▶ _Aim of the task_:
Identify every line in the records below that contains the word "document", and reproduce each one.

^^^^

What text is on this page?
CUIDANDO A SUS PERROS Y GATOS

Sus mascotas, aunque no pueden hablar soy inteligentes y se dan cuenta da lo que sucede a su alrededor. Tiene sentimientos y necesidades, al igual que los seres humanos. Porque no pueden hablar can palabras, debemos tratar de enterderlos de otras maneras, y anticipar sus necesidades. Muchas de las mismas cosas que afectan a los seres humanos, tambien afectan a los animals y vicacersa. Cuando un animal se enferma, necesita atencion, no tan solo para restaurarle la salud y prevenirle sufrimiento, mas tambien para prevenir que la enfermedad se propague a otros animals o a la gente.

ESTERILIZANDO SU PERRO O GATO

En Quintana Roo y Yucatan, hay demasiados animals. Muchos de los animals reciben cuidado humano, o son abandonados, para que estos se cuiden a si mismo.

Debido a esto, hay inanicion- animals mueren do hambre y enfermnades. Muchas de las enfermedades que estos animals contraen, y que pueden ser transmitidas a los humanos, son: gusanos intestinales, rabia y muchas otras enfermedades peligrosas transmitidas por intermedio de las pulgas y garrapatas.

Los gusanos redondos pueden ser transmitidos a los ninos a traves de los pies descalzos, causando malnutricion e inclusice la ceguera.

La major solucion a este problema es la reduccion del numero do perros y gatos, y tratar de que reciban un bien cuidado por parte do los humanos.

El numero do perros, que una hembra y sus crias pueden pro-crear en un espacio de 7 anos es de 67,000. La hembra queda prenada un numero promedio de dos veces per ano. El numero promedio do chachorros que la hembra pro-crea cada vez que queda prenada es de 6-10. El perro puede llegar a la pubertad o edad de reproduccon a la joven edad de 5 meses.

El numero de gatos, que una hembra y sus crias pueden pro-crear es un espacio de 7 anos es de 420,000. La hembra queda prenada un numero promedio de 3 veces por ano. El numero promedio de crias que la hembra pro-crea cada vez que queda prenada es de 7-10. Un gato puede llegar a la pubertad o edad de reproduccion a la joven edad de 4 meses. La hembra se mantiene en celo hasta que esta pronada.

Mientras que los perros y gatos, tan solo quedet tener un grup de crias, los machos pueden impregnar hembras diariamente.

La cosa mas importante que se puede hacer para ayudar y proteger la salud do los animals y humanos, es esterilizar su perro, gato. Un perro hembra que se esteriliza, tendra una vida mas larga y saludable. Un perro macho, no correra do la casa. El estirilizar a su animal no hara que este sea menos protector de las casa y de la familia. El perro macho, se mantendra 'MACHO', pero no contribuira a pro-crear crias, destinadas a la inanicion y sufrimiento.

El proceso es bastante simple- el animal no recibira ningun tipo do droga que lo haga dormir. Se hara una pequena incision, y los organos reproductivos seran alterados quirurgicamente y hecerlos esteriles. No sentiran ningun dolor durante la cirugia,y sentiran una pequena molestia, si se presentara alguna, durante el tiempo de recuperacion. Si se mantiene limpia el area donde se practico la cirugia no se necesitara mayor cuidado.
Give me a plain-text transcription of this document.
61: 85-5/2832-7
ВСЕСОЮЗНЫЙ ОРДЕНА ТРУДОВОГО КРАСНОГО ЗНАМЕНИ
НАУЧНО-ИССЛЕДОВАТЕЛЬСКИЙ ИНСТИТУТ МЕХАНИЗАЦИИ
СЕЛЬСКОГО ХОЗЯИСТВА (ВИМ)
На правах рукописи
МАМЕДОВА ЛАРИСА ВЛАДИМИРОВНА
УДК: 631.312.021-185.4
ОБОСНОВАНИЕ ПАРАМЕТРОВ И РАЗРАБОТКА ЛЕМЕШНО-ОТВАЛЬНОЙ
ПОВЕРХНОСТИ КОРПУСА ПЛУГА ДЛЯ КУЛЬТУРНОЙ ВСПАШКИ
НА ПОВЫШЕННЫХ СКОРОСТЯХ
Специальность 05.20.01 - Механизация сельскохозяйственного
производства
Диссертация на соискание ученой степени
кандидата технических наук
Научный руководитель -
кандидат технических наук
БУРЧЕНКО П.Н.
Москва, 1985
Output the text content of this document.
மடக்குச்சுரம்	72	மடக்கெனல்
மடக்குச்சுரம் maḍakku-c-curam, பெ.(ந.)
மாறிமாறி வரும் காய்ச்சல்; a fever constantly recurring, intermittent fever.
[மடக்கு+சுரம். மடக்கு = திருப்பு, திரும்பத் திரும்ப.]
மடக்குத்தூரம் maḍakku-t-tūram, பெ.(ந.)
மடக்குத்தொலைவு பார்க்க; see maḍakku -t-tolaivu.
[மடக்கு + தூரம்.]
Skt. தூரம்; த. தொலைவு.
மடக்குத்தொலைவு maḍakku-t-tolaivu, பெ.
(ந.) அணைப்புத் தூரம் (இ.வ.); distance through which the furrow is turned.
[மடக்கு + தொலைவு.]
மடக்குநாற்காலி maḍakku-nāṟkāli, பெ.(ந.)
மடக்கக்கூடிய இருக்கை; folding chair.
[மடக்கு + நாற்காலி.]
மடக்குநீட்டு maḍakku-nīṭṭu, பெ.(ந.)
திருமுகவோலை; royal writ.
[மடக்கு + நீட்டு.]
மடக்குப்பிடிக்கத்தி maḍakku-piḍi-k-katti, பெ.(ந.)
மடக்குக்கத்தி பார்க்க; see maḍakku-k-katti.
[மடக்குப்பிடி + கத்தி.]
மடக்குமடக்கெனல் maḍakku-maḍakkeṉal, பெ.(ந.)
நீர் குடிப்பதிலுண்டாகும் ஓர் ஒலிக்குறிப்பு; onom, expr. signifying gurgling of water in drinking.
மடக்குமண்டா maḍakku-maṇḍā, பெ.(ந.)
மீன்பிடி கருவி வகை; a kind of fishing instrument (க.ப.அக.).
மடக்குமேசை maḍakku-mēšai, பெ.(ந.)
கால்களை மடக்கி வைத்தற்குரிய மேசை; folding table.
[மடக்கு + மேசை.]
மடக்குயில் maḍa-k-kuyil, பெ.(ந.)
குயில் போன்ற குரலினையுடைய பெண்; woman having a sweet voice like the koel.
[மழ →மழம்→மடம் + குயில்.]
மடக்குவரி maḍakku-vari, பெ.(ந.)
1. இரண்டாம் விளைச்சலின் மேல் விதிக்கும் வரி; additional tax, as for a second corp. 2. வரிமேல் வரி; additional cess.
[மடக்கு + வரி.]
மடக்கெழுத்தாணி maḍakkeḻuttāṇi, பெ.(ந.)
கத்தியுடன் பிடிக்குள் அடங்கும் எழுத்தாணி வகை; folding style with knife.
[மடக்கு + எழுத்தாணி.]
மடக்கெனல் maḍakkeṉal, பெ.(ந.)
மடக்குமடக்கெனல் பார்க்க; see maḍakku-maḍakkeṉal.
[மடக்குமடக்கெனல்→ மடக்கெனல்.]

^^^^

▶ _Task output_:
Give me a plain-text transcription of this document.
Output the text content of this document.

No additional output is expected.